## begin

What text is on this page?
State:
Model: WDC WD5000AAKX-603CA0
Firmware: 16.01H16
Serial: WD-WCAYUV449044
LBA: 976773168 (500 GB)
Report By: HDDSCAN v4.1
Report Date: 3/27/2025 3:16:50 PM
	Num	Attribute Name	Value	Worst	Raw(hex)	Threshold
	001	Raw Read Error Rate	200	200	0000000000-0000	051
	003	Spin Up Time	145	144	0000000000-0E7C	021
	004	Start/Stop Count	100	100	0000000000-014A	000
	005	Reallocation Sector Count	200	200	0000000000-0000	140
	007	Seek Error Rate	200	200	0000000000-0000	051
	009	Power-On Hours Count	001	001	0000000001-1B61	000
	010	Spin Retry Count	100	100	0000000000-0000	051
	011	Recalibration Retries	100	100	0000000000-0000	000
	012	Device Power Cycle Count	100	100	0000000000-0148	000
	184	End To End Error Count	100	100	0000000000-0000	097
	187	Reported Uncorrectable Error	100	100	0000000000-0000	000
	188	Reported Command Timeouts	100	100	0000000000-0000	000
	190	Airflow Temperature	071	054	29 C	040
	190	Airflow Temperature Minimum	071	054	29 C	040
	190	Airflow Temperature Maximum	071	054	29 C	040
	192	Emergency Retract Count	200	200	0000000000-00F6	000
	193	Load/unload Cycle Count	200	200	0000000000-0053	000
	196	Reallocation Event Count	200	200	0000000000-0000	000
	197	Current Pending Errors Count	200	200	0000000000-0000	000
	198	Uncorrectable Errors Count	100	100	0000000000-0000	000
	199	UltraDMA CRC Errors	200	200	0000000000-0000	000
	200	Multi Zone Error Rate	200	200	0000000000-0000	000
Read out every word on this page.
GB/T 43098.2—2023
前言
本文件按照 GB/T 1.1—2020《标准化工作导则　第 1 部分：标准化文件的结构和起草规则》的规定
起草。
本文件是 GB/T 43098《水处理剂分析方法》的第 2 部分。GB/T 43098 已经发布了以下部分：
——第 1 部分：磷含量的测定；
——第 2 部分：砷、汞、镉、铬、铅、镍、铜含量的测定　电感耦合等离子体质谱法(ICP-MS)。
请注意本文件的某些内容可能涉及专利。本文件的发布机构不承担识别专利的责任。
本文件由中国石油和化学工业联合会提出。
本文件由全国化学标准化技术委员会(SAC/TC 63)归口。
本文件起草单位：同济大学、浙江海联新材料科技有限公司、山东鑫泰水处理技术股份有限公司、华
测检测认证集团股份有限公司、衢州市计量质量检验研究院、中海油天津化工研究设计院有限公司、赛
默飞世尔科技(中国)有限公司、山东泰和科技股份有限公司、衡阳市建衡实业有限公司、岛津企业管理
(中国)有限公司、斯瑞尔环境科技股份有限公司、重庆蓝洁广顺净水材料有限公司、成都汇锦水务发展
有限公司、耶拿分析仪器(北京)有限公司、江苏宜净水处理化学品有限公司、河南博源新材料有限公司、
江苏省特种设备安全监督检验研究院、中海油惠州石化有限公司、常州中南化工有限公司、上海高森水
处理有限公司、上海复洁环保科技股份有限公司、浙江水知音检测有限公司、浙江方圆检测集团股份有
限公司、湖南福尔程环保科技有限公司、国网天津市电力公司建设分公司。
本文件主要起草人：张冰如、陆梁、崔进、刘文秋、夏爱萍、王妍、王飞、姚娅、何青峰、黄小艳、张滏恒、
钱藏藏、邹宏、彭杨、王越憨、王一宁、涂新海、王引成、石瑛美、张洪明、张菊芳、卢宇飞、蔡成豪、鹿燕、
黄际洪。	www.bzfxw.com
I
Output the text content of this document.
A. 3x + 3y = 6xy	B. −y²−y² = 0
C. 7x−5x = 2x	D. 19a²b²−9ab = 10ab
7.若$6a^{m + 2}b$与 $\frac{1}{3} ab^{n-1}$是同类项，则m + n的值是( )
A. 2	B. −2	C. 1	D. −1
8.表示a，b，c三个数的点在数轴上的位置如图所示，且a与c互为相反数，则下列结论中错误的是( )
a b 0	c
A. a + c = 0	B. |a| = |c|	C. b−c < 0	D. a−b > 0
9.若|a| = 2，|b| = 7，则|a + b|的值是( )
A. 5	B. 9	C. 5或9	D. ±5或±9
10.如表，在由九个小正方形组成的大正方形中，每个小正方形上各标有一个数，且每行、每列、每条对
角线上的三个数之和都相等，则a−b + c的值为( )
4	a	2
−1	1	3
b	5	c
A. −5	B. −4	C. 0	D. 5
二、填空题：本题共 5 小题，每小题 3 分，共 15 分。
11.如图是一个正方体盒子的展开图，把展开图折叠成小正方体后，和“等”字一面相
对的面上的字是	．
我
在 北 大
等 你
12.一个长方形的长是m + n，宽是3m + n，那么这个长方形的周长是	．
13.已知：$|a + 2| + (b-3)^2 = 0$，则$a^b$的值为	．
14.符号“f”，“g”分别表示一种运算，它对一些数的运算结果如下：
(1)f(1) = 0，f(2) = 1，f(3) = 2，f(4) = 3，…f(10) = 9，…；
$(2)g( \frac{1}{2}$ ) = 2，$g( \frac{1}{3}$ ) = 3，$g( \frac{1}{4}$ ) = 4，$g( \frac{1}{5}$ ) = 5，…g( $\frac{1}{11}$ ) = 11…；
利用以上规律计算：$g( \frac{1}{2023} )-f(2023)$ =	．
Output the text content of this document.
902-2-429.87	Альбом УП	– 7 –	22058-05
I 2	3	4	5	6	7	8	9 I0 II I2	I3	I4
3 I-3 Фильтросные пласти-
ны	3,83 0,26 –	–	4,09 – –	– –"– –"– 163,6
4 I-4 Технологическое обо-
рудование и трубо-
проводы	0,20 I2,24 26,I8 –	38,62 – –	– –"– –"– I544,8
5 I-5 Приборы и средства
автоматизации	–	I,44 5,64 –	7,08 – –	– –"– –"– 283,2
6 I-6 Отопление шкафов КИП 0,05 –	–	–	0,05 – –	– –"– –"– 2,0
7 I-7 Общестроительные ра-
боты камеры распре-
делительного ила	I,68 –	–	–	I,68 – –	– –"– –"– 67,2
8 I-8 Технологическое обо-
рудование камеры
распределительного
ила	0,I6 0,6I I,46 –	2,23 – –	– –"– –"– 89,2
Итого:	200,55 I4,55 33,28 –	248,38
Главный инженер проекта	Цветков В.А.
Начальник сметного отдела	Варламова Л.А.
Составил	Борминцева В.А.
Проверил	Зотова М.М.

## end

● **Set problem**:
Output every entry shown above, exactly.

● **Answer for the task**:
What text is on this page?
State:
Model: WDC WD5000AAKX-603CA0
Firmware: 16.01H16
Serial: WD-WCAYUV449044
LBA: 976773168 (500 GB)
Report By: HDDSCAN v4.1
Report Date: 3/27/2025 3:16:50 PM
	Num	Attribute Name	Value	Worst	Raw(hex)	Threshold
	001	Raw Read Error Rate	200	200	0000000000-0000	051
	003	Spin Up Time	145	144	0000000000-0E7C	021
	004	Start/Stop Count	100	100	0000000000-014A	000
	005	Reallocation Sector Count	200	200	0000000000-0000	140
	007	Seek Error Rate	200	200	0000000000-0000	051
	009	Power-On Hours Count	001	001	0000000001-1B61	000
	010	Spin Retry Count	100	100	0000000000-0000	051
	011	Recalibration Retries	100	100	0000000000-0000	000
	012	Device Power Cycle Count	100	100	0000000000-0148	000
	184	End To End Error Count	100	100	0000000000-0000	097
	187	Reported Uncorrectable Error	100	100	0000000000-0000	000
	188	Reported Command Timeouts	100	100	0000000000-0000	000
	190	Airflow Temperature	071	054	29 C	040
	190	Airflow Temperature Minimum	071	054	29 C	040
	190	Airflow Temperature Maximum	071	054	29 C	040
	192	Emergency Retract Count	200	200	0000000000-00F6	000
	193	Load/unload Cycle Count	200	200	0000000000-0053	000
	196	Reallocation Event Count	200	200	0000000000-0000	000
	197	Current Pending Errors Count	200	200	0000000000-0000	000
	198	Uncorrectable Errors Count	100	100	0000000000-0000	000
	199	UltraDMA CRC Errors	200	200	0000000000-0000	000
	200	Multi Zone Error Rate	200	200	0000000000-0000	000
Read out every word on this page.
GB/T 43098.2—2023
前言
本文件按照 GB/T 1.1—2020《标准化工作导则　第 1 部分：标准化文件的结构和起草规则》的规定
起草。
本文件是 GB/T 43098《水处理剂分析方法》的第 2 部分。GB/T 43098 已经发布了以下部分：
——第 1 部分：磷含量的测定；
——第 2 部分：砷、汞、镉、铬、铅、镍、铜含量的测定　电感耦合等离子体质谱法(ICP-MS)。
请注意本文件的某些内容可能涉及专利。本文件的发布机构不承担识别专利的责任。
本文件由中国石油和化学工业联合会提出。
本文件由全国化学标准化技术委员会(SAC/TC 63)归口。
本文件起草单位：同济大学、浙江海联新材料科技有限公司、山东鑫泰水处理技术股份有限公司、华
测检测认证集团股份有限公司、衢州市计量质量检验研究院、中海油天津化工研究设计院有限公司、赛
默飞世尔科技(中国)有限公司、山东泰和科技股份有限公司、衡阳市建衡实业有限公司、岛津企业管理
(中国)有限公司、斯瑞尔环境科技股份有限公司、重庆蓝洁广顺净水材料有限公司、成都汇锦水务发展
有限公司、耶拿分析仪器(北京)有限公司、江苏宜净水处理化学品有限公司、河南博源新材料有限公司、
江苏省特种设备安全监督检验研究院、中海油惠州石化有限公司、常州中南化工有限公司、上海高森水
处理有限公司、上海复洁环保科技股份有限公司、浙江水知音检测有限公司、浙江方圆检测集团股份有
限公司、湖南福尔程环保科技有限公司、国网天津市电力公司建设分公司。
本文件主要起草人：张冰如、陆梁、崔进、刘文秋、夏爱萍、王妍、王飞、姚娅、何青峰、黄小艳、张滏恒、
钱藏藏、邹宏、彭杨、王越憨、王一宁、涂新海、王引成、石瑛美、张洪明、张菊芳、卢宇飞、蔡成豪、鹿燕、
黄际洪。	www.bzfxw.com
I
Output the text content of this document.
A. 3x + 3y = 6xy	B. −y²−y² = 0
C. 7x−5x = 2x	D. 19a²b²−9ab = 10ab
7.若$6a^{m + 2}b$与 $\frac{1}{3} ab^{n-1}$是同类项，则m + n的值是( )
A. 2	B. −2	C. 1	D. −1
8.表示a，b，c三个数的点在数轴上的位置如图所示，且a与c互为相反数，则下列结论中错误的是( )
a b 0	c
A. a + c = 0	B. |a| = |c|	C. b−c < 0	D. a−b > 0
9.若|a| = 2，|b| = 7，则|a + b|的值是( )
A. 5	B. 9	C. 5或9	D. ±5或±9
10.如表，在由九个小正方形组成的大正方形中，每个小正方形上各标有一个数，且每行、每列、每条对
角线上的三个数之和都相等，则a−b + c的值为( )
4	a	2
−1	1	3
b	5	c
A. −5	B. −4	C. 0	D. 5
二、填空题：本题共 5 小题，每小题 3 分，共 15 分。
11.如图是一个正方体盒子的展开图，把展开图折叠成小正方体后，和“等”字一面相
对的面上的字是	．
我
在 北 大
等 你
12.一个长方形的长是m + n，宽是3m + n，那么这个长方形的周长是	．
13.已知：$|a + 2| + (b-3)^2 = 0$，则$a^b$的值为	．
14.符号“f”，“g”分别表示一种运算，它对一些数的运算结果如下：
(1)f(1) = 0，f(2) = 1，f(3) = 2，f(4) = 3，…f(10) = 9，…；
$(2)g( \frac{1}{2}$ ) = 2，$g( \frac{1}{3}$ ) = 3，$g( \frac{1}{4}$ ) = 4，$g( \frac{1}{5}$ ) = 5，…g( $\frac{1}{11}$ ) = 11…；
利用以上规律计算：$g( \frac{1}{2023} )-f(2023)$ =	．
Output the text content of this document.
902-2-429.87	Альбом УП	– 7 –	22058-05
I 2	3	4	5	6	7	8	9 I0 II I2	I3	I4
3 I-3 Фильтросные пласти-
ны	3,83 0,26 –	–	4,09 – –	– –"– –"– 163,6
4 I-4 Технологическое обо-
рудование и трубо-
проводы	0,20 I2,24 26,I8 –	38,62 – –	– –"– –"– I544,8
5 I-5 Приборы и средства
автоматизации	–	I,44 5,64 –	7,08 – –	– –"– –"– 283,2
6 I-6 Отопление шкафов КИП 0,05 –	–	–	0,05 – –	– –"– –"– 2,0
7 I-7 Общестроительные ра-
боты камеры распре-
делительного ила	I,68 –	–	–	I,68 – –	– –"– –"– 67,2
8 I-8 Технологическое обо-
рудование камеры
распределительного
ила	0,I6 0,6I I,46 –	2,23 – –	– –"– –"– 89,2
Итого:	200,55 I4,55 33,28 –	248,38
Главный инженер проекта	Цветков В.А.
Начальник сметного отдела	Варламова Л.А.
Составил	Борминцева В.А.
Проверил	Зотова М.М.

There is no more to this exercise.